> Work to be completed: In everything from the line containing "zeitplan-item-time: 8:30 - 9:00" down to the line containing "zeitplan-heading: Zeitplan xyxy=(92,153,137,166)", replace "Hygienevorschriften" with "Hygieneregeln" and give only those lines again, with nothing else changed.
===
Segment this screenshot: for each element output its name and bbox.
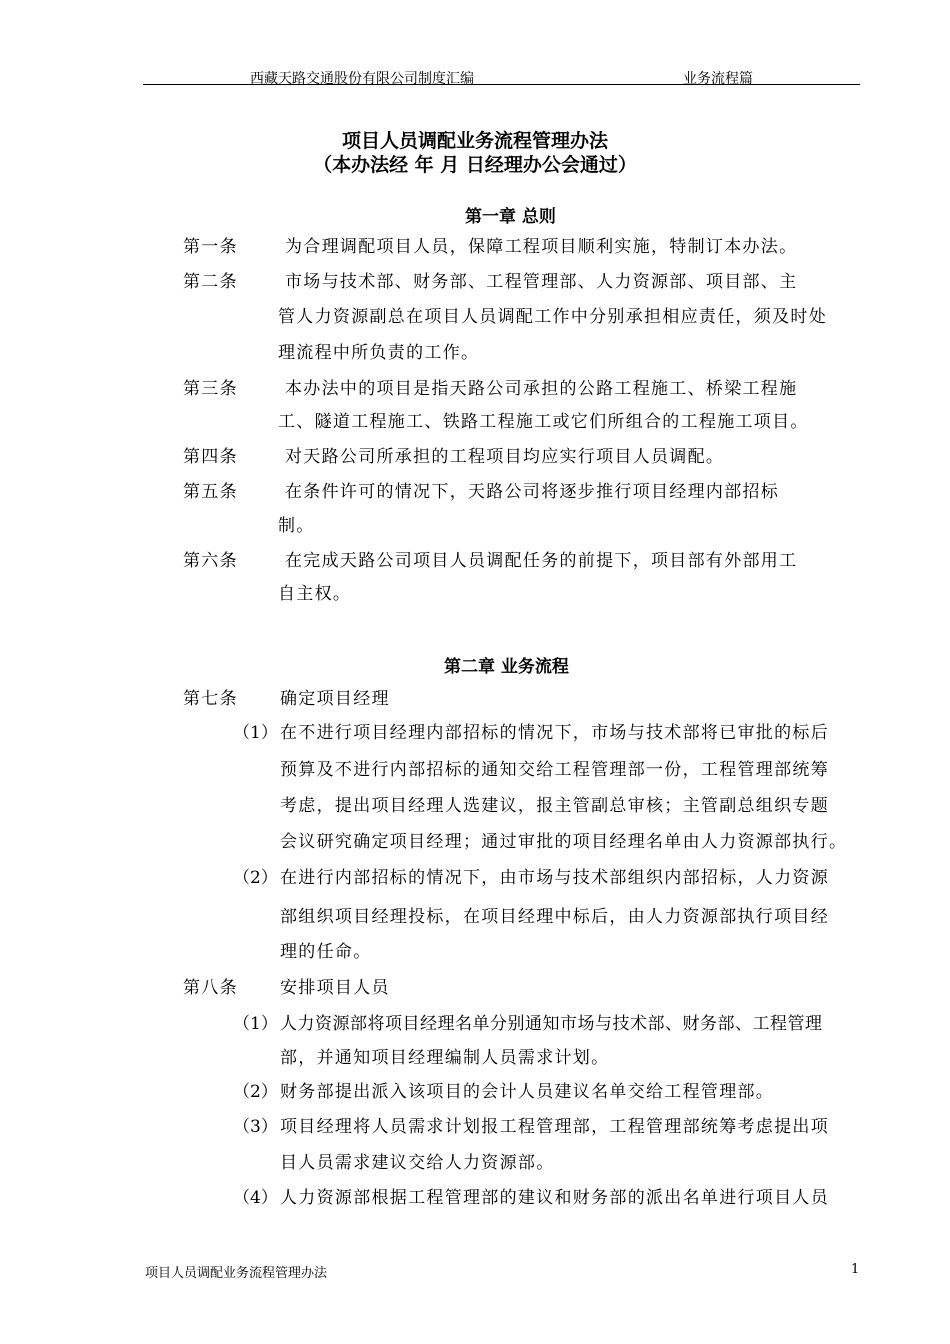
chapter-heading: 第二章 业务流程 bbox=[444, 657, 569, 677]
article-label: 第二条 bbox=[183, 272, 238, 292]
item-number: （1） bbox=[233, 723, 278, 743]
item-number: （1） bbox=[233, 1014, 278, 1034]
item-number: （4） bbox=[233, 1188, 278, 1208]
item-text-line: 预算及不进行内部招标的通知交给工程管理部一份，工程管理部统筹 bbox=[280, 760, 829, 780]
item-text-line: 人力资源部根据工程管理部的建议和财务部的派出名单进行项目人员 bbox=[280, 1188, 829, 1208]
item-text-line: 财务部提出派入该项目的会计人员建议名单交给工程管理部。 bbox=[280, 1082, 775, 1102]
item-number: （3） bbox=[233, 1117, 278, 1137]
article-label: 第三条 bbox=[183, 379, 238, 399]
footer-page-number: 1 bbox=[851, 1262, 860, 1277]
article-text-line: 对天路公司所承担的工程项目均应实行项目人员调配。 bbox=[285, 447, 725, 467]
article-text-line: 工、隧道工程施工、铁路工程施工或它们所组合的工程施工项目。 bbox=[278, 412, 809, 432]
article-text-line: 为合理调配项目人员，保障工程项目顺利实施，特制订本办法。 bbox=[285, 237, 798, 257]
article-text-line: 在完成天路公司项目人员调配任务的前提下，项目部有外部用工 bbox=[285, 551, 798, 571]
item-text-line: 考虑，提出项目经理人选建议，报主管副总审核；主管副总组织专题 bbox=[280, 796, 829, 816]
item-text-line: 部组织项目经理投标，在项目经理中标后，由人力资源部执行项目经 bbox=[280, 907, 829, 927]
article-label: 第四条 bbox=[183, 447, 238, 467]
item-text-line: 项目经理将人员需求计划报工程管理部，工程管理部统筹考虑提出项 bbox=[280, 1117, 829, 1137]
item-number: （2） bbox=[233, 868, 278, 888]
item-text-line: 部，并通知项目经理编制人员需求计划。 bbox=[280, 1048, 610, 1068]
item-text-line: 会议研究确定项目经理；通过审批的项目经理名单由人力资源部执行。 bbox=[280, 832, 848, 852]
article-text-line: 确定项目经理 bbox=[280, 689, 390, 709]
article-label: 第六条 bbox=[183, 551, 238, 571]
article-text-line: 本办法中的项目是指天路公司承担的公路工程施工、桥梁工程施 bbox=[285, 379, 798, 399]
article-text-line: 安排项目人员 bbox=[280, 978, 390, 998]
item-text-line: 在不进行项目经理内部招标的情况下，市场与技术部将已审批的标后 bbox=[280, 723, 829, 743]
document-title: 项目人员调配业务流程管理办法 bbox=[341, 130, 608, 152]
footer-document-name: 项目人员调配业务流程管理办法 bbox=[145, 1266, 328, 1281]
article-text-line: 市场与技术部、财务部、工程管理部、人力资源部、项目部、主 bbox=[285, 272, 798, 292]
header-section-name: 业务流程篇 bbox=[683, 71, 753, 87]
document-subtitle: （本办法经 年 月 日经理办公会通过） bbox=[313, 154, 637, 176]
item-text-line: 理的任命。 bbox=[280, 942, 372, 962]
item-text-line: 在进行内部招标的情况下，由市场与技术部组织内部招标，人力资源 bbox=[280, 868, 829, 888]
chapter-heading: 第一章 总则 bbox=[465, 207, 556, 227]
article-text-line: 在条件许可的情况下，天路公司将逐步推行项目经理内部招标 bbox=[285, 482, 780, 502]
header-company-name: 西藏天路交通股份有限公司制度汇编 bbox=[250, 71, 474, 87]
article-text-line: 制。 bbox=[278, 516, 315, 536]
article-label: 第五条 bbox=[183, 482, 238, 502]
header-rule bbox=[143, 84, 860, 85]
article-text-line: 自主权。 bbox=[278, 584, 352, 604]
article-text-line: 管人力资源副总在项目人员调配工作中分别承担相应责任，须及时处 bbox=[278, 307, 827, 327]
item-text-line: 目人员需求建议交给人力资源部。 bbox=[280, 1153, 555, 1173]
item-number: （2） bbox=[233, 1082, 278, 1102]
item-text-line: 人力资源部将项目经理名单分别通知市场与技术部、财务部、工程管理 bbox=[280, 1014, 823, 1034]
article-text-line: 理流程中所负责的工作。 bbox=[278, 343, 480, 363]
article-label: 第八条 bbox=[183, 978, 238, 998]
article-label: 第七条 bbox=[183, 689, 238, 709]
article-label: 第一条 bbox=[183, 237, 238, 257]
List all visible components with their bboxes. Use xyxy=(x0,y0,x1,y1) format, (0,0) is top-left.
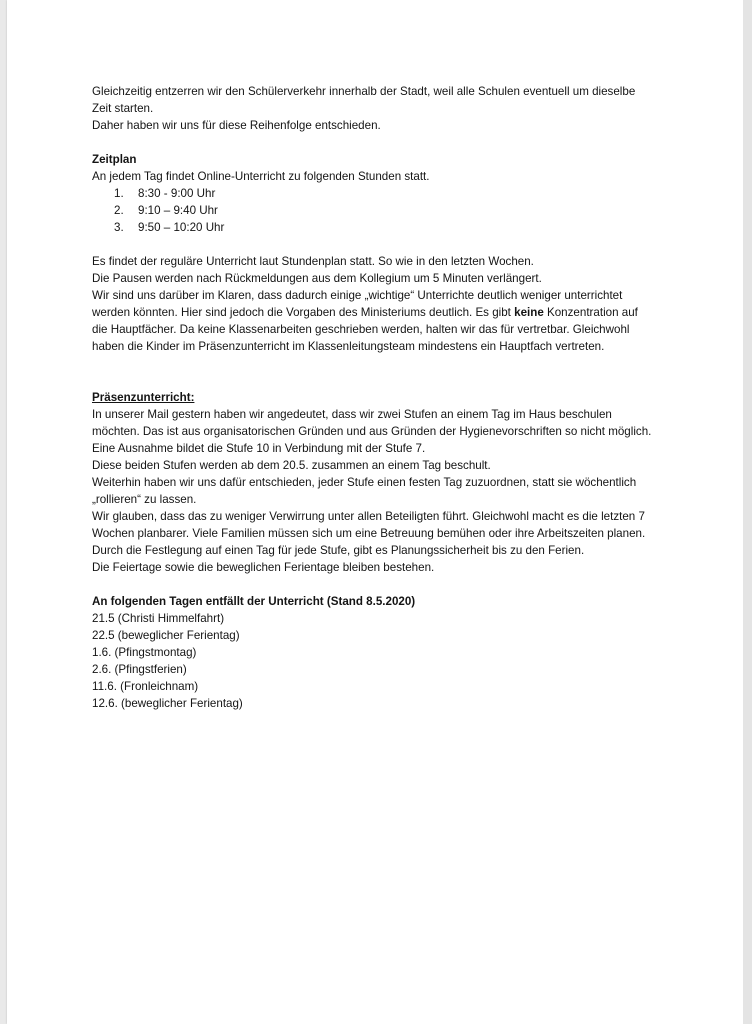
zeitplan-item-time: 8:30 - 9:00 Uhr xyxy=(138,187,216,200)
entfall-heading: An folgenden Tagen entfällt der Unterricht (Stand 8.5.2020) xyxy=(92,595,416,608)
praesenz-paragraph-3: Diese beiden Stufen werden ab dem 20.5. zusammen an einem Tag beschult. xyxy=(92,459,491,472)
regular-text-after: Konzentration auf die Hauptfächer. Da keine Klassenarbeiten geschrieben werden, halten wir das für vertretbar. Gleichwohl haben die Kinder im Präsenzunterricht im Klassenleitungsteam mindestens ein Hauptfach vertreten. xyxy=(92,306,638,353)
praesenz-paragraph-6: Die Feiertage sowie die beweglichen Ferientage bleiben bestehen. xyxy=(92,561,435,574)
entfall-day: 1.6. (Pfingstmontag) xyxy=(92,646,197,659)
zeitplan-item-number: 1. xyxy=(114,187,124,200)
praesenz-paragraph-1: In unserer Mail gestern haben wir angedeutet, dass wir zwei Stufen an einem Tag im Haus beschulen möchten. Das ist aus organisatorischen Gründen und aus Gründen der Hygienevorschriften so nicht möglich. xyxy=(92,408,652,438)
entfall-day: 2.6. (Pfingstferien) xyxy=(92,663,187,676)
entfall-day: 12.6. (beweglicher Ferientag) xyxy=(92,697,243,710)
zeitplan-item xyxy=(92,185,652,202)
zeitplan-item-number: 2. xyxy=(114,204,124,217)
praesenz-heading: Präsenzunterricht: xyxy=(92,391,195,404)
document-body xyxy=(92,83,652,712)
zeitplan-heading: Zeitplan xyxy=(92,153,137,166)
regular-text-before: Wir sind uns darüber im Klaren, dass dadurch einige „wichtige“ Unterrichte deutlich weniger unterrichtet werden könnten. Hier sind jedoch die Vorgaben des Ministeriums deutlich. Es gibt xyxy=(92,289,623,319)
zeitplan-item-time: 9:10 – 9:40 Uhr xyxy=(138,204,218,217)
regular-paragraph-1: Es findet der reguläre Unterricht laut Stundenplan statt. So wie in den letzten Wochen. xyxy=(92,255,534,268)
page-edge xyxy=(743,0,752,1024)
zeitplan-intro: An jedem Tag findet Online-Unterricht zu folgenden Stunden statt. xyxy=(92,170,430,183)
regular-paragraph-3 xyxy=(92,287,652,355)
zeitplan-item-number: 3. xyxy=(114,221,124,234)
regular-paragraph-2: Die Pausen werden nach Rückmeldungen aus dem Kollegium um 5 Minuten verlängert. xyxy=(92,272,542,285)
emphasis-keine: keine xyxy=(514,306,544,319)
document-page xyxy=(7,0,743,1024)
entfall-day: 22.5 (beweglicher Ferientag) xyxy=(92,629,240,642)
zeitplan-item xyxy=(92,219,652,236)
praesenz-paragraph-4: Weiterhin haben wir uns dafür entschieden, jeder Stufe einen festen Tag zuzuordnen, statt sie wöchentlich „rollieren“ zu lassen. xyxy=(92,476,637,506)
intro-decision: Daher haben wir uns für diese Reihenfolge entschieden. xyxy=(92,119,381,132)
zeitplan-item-time: 9:50 – 10:20 Uhr xyxy=(138,221,225,234)
praesenz-paragraph-5: Wir glauben, dass das zu weniger Verwirrung unter allen Beteiligten führt. Gleichwohl macht es die letzten 7 Wochen planbarer. Viele Familien müssen sich um eine Betreuung bemühen oder ihre Arbeitszeiten planen. Durch die Festlegung auf einen Tag für jede Stufe, gibt es Planungssicherheit bis zu den Ferien. xyxy=(92,510,646,557)
praesenz-paragraph-2: Eine Ausnahme bildet die Stufe 10 in Verbindung mit der Stufe 7. xyxy=(92,442,426,455)
entfall-day: 11.6. (Fronleichnam) xyxy=(92,680,199,693)
entfall-day: 21.5 (Christi Himmelfahrt) xyxy=(92,612,225,625)
zeitplan-list xyxy=(92,185,652,236)
zeitplan-item xyxy=(92,202,652,219)
intro-paragraph: Gleichzeitig entzerren wir den Schülerverkehr innerhalb der Stadt, weil alle Schulen eventuell um dieselbe Zeit starten. xyxy=(92,85,636,115)
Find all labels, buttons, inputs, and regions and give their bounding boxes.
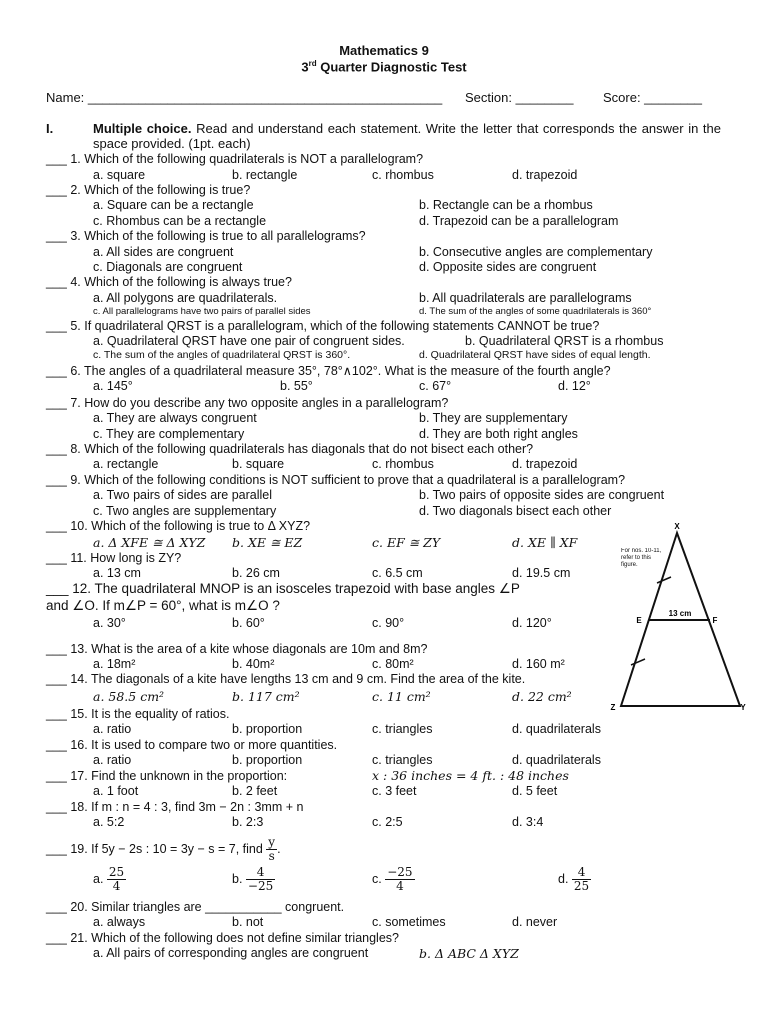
label-y: Y bbox=[740, 703, 746, 712]
choice: a. They are always congruent bbox=[93, 411, 257, 425]
choice: b. Rectangle can be a rhombus bbox=[419, 198, 593, 212]
choice: a. All sides are congruent bbox=[93, 245, 234, 259]
choice: b. They are supplementary bbox=[419, 411, 568, 425]
choice: b. $\frac{4}{-25}$ bbox=[232, 865, 274, 893]
choice: b. 60° bbox=[232, 616, 265, 630]
question-stem: ___ 14. The diagonals of a kite have lengths 13 cm and 9 cm. Find the area of the kite. bbox=[46, 672, 526, 686]
choice: d. They are both right angles bbox=[419, 427, 578, 441]
fraction-y-over-s: $\frac{y}{s}$ bbox=[268, 835, 276, 863]
section-field: Section: ________ bbox=[465, 90, 574, 105]
choice: a. rectangle bbox=[93, 457, 159, 471]
question-stem: ___ 11. How long is ZY? bbox=[46, 551, 182, 565]
choice: d. trapezoid bbox=[512, 457, 578, 471]
question-stem: ___ 5. If quadrilateral QRST is a parallelogram, which of the following statements CANNOT be true? bbox=[46, 319, 600, 333]
measure-label: 13 cm bbox=[668, 609, 692, 618]
choice: c. sometimes bbox=[372, 915, 446, 929]
choice: a. square bbox=[93, 168, 146, 182]
choice: b. Δ ABC Δ XYZ bbox=[419, 946, 519, 961]
choice: d. never bbox=[512, 915, 558, 929]
choice: c. 11 cm² bbox=[372, 689, 431, 704]
question-stem: ___ 7. How do you describe any two opposite angles in a parallelogram? bbox=[46, 396, 449, 410]
choice: c. 80m² bbox=[372, 657, 414, 671]
choice: d. $\frac{4}{25}$ bbox=[558, 865, 590, 893]
choice: d. 19.5 cm bbox=[512, 566, 571, 580]
question-stem: ___ 9. Which of the following conditions is NOT sufficient to prove that a quadrilateral is a parallelogram? bbox=[46, 473, 626, 487]
choice: c. $\frac{-25}{4}$ bbox=[372, 865, 413, 893]
question-stem: ___ 20. Similar triangles are ___________ congruent. bbox=[46, 900, 345, 914]
choice: c. triangles bbox=[372, 753, 433, 767]
choice: d. 5 feet bbox=[512, 784, 558, 798]
question-stem: ___ 19. If 5y − 2s : 10 = 3y − s = 7, find $\frac{y}{s}$ . bbox=[46, 835, 281, 863]
question-stem: ___ 8. Which of the following quadrilaterals has diagonals that do not bisect each other? bbox=[46, 442, 534, 456]
name-field: Name: _________________________________________________ bbox=[46, 90, 443, 105]
question-stem: ___ 18. If m : n = 4 : 3, find 3m − 2n : 3mm + n bbox=[46, 800, 304, 814]
choice: c. rhombus bbox=[372, 457, 434, 471]
choice: a. Δ XFE ≅ Δ XYZ bbox=[93, 535, 206, 550]
choice: a. 18m² bbox=[93, 657, 136, 671]
choice: b. proportion bbox=[232, 753, 303, 767]
choice: c. Diagonals are congruent bbox=[93, 260, 243, 274]
question-stem: ___ 10. Which of the following is true to Δ XYZ? bbox=[46, 519, 311, 533]
choice: a. Quadrilateral QRST have one pair of congruent sides. bbox=[93, 334, 405, 348]
score-field: Score: ________ bbox=[603, 90, 703, 105]
choice: b. 2:3 bbox=[232, 815, 264, 829]
choice: c. All parallelograms have two pairs of parallel sides bbox=[93, 306, 311, 317]
choice: d. Opposite sides are congruent bbox=[419, 260, 597, 274]
choice: b. 55° bbox=[280, 379, 313, 393]
question-stem: ___ 2. Which of the following is true? bbox=[46, 183, 251, 197]
choice: b. square bbox=[232, 457, 285, 471]
choice: a. All polygons are quadrilaterals. bbox=[93, 291, 278, 305]
choice: c. 2:5 bbox=[372, 815, 403, 829]
choice: d. Quadrilateral QRST have sides of equal length. bbox=[419, 349, 651, 361]
choice: a. 13 cm bbox=[93, 566, 141, 580]
choice: d. 120° bbox=[512, 616, 552, 630]
choice: a. ratio bbox=[93, 722, 132, 736]
choice: a. 30° bbox=[93, 616, 126, 630]
choice: c. The sum of the angles of quadrilateral QRST is 360°. bbox=[93, 349, 351, 361]
choice: d. quadrilaterals bbox=[512, 722, 601, 736]
choice: a. ratio bbox=[93, 753, 132, 767]
question-stem-continued: and ∠O. If m∠P = 60°, what is m∠O ? bbox=[46, 598, 280, 613]
choice: d. 3:4 bbox=[512, 815, 544, 829]
label-e: E bbox=[636, 616, 642, 625]
page-subtitle: 3rd Quarter Diagnostic Test bbox=[301, 59, 467, 75]
choice: b. 26 cm bbox=[232, 566, 280, 580]
choice: b. not bbox=[232, 915, 264, 929]
choice: d. 160 m² bbox=[512, 657, 565, 671]
choice: c. 6.5 cm bbox=[372, 566, 423, 580]
question-stem: ___ 4. Which of the following is always true? bbox=[46, 275, 292, 289]
question-stem: ___ 21. Which of the following does not define similar triangles? bbox=[46, 931, 399, 945]
choice: b. XE ≅ EZ bbox=[232, 535, 303, 550]
choice: a. 1 foot bbox=[93, 784, 139, 798]
choice: d. XE ∥ XF bbox=[512, 535, 578, 550]
choice: d. trapezoid bbox=[512, 168, 578, 182]
choice: b. Consecutive angles are complementary bbox=[419, 245, 653, 259]
choice: a. Square can be a rectangle bbox=[93, 198, 254, 212]
label-f: F bbox=[712, 616, 718, 625]
part-instruction: Multiple choice. Read and understand each statement. Write the letter that corresponds the answer in the space provided. (1pt. each) bbox=[93, 121, 721, 151]
choice: c. EF ≅ ZY bbox=[372, 535, 441, 550]
proportion-expression: x : 36 inches = 4 ft. : 48 inches bbox=[372, 768, 569, 783]
question-stem: ___ 15. It is the equality of ratios. bbox=[46, 707, 230, 721]
choice: d. Trapezoid can be a parallelogram bbox=[419, 214, 619, 228]
part-numeral: I. bbox=[46, 121, 54, 136]
label-z: Z bbox=[610, 703, 616, 712]
choice: b. 117 cm² bbox=[232, 689, 300, 704]
figure-note: For nos. 10-11, refer to this figure. bbox=[621, 548, 662, 568]
choice: d. Two diagonals bisect each other bbox=[419, 504, 612, 518]
choice: c. triangles bbox=[372, 722, 433, 736]
question-stem: ___ 16. It is used to compare two or more quantities. bbox=[46, 738, 338, 752]
choice: a. Two pairs of sides are parallel bbox=[93, 488, 273, 502]
choice: b. proportion bbox=[232, 722, 303, 736]
question-stem: ___ 12. The quadrilateral MNOP is an isosceles trapezoid with base angles ∠P bbox=[46, 581, 520, 596]
choice: a. always bbox=[93, 915, 146, 929]
choice: a. All pairs of corresponding angles are congruent bbox=[93, 946, 369, 960]
choice: b. Quadrilateral QRST is a rhombus bbox=[465, 334, 664, 348]
choice: d. quadrilaterals bbox=[512, 753, 601, 767]
question-stem: ___ 3. Which of the following is true to all parallelograms? bbox=[46, 229, 366, 243]
choice: c. Rhombus can be a rectangle bbox=[93, 214, 267, 228]
choice: b. All quadrilaterals are parallelograms bbox=[419, 291, 632, 305]
choice: c. 67° bbox=[419, 379, 452, 393]
question-stem: ___ 6. The angles of a quadrilateral measure 35°, 78°∧102°. What is the measure of the fourth angle? bbox=[46, 364, 611, 378]
choice: b. 2 feet bbox=[232, 784, 278, 798]
question-stem: ___ 17. Find the unknown in the proportion: bbox=[46, 769, 288, 783]
choice: d. The sum of the angles of some quadrilaterals is 360° bbox=[419, 306, 652, 317]
choice: a. 58.5 cm² bbox=[93, 689, 165, 704]
tick-mark-lower bbox=[631, 659, 645, 665]
choice: d. 22 cm² bbox=[512, 689, 572, 704]
choice: c. They are complementary bbox=[93, 427, 245, 441]
choice: b. 40m² bbox=[232, 657, 275, 671]
choice: b. rectangle bbox=[232, 168, 298, 182]
triangle-figure bbox=[603, 519, 753, 719]
choice: c. 90° bbox=[372, 616, 405, 630]
choice: c. Two angles are supplementary bbox=[93, 504, 277, 518]
choice: d. 12° bbox=[558, 379, 591, 393]
question-stem: ___ 13. What is the area of a kite whose diagonals are 10m and 8m? bbox=[46, 642, 428, 656]
question-stem: ___ 1. Which of the following quadrilaterals is NOT a parallelogram? bbox=[46, 152, 424, 166]
page-title: Mathematics 9 bbox=[339, 43, 429, 58]
choice: c. rhombus bbox=[372, 168, 434, 182]
choice: b. Two pairs of opposite sides are congruent bbox=[419, 488, 665, 502]
choice: a. 145° bbox=[93, 379, 133, 393]
choice: c. 3 feet bbox=[372, 784, 417, 798]
choice: a. 5:2 bbox=[93, 815, 125, 829]
label-x: X bbox=[674, 522, 680, 531]
choice: a. $\frac{25}{4}$ bbox=[93, 865, 125, 893]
===
> Answer to this task:
zeitplan-item-time: 8:30 - 9:00 Uhr xyxy=(138,187,216,200)
entfall-heading: An folgenden Tagen entfällt der Unterricht (Stand 8.5.2020) xyxy=(92,595,416,608)
praesenz-paragraph-3: Diese beiden Stufen werden ab dem 20.5. zusammen an einem Tag beschult. xyxy=(92,459,491,472)
regular-text-after: Konzentration auf die Hauptfächer. Da keine Klassenarbeiten geschrieben werden, halten wir das für vertretbar. Gleichwohl haben die Kinder im Präsenzunterricht im Klassenleitungsteam mindestens ein Hauptfach vertreten. xyxy=(92,306,638,353)
praesenz-paragraph-6: Die Feiertage sowie die beweglichen Ferientage bleiben bestehen. xyxy=(92,561,435,574)
entfall-day: 1.6. (Pfingstmontag) xyxy=(92,646,197,659)
zeitplan-item-number: 1. xyxy=(114,187,124,200)
praesenz-paragraph-1: In unserer Mail gestern haben wir angedeutet, dass wir zwei Stufen an einem Tag im Haus beschulen möchten. Das ist aus organisatorischen Gründen und aus Gründen der Hygieneregeln so nicht möglich. xyxy=(92,408,652,438)
entfall-day: 2.6. (Pfingstferien) xyxy=(92,663,187,676)
entfall-day: 12.6. (beweglicher Ferientag) xyxy=(92,697,243,710)
zeitplan-item xyxy=(92,185,652,202)
zeitplan-item-number: 2. xyxy=(114,204,124,217)
praesenz-heading: Präsenzunterricht: xyxy=(92,391,195,404)
document-body xyxy=(92,83,652,712)
zeitplan-heading: Zeitplan xyxy=(92,153,137,166)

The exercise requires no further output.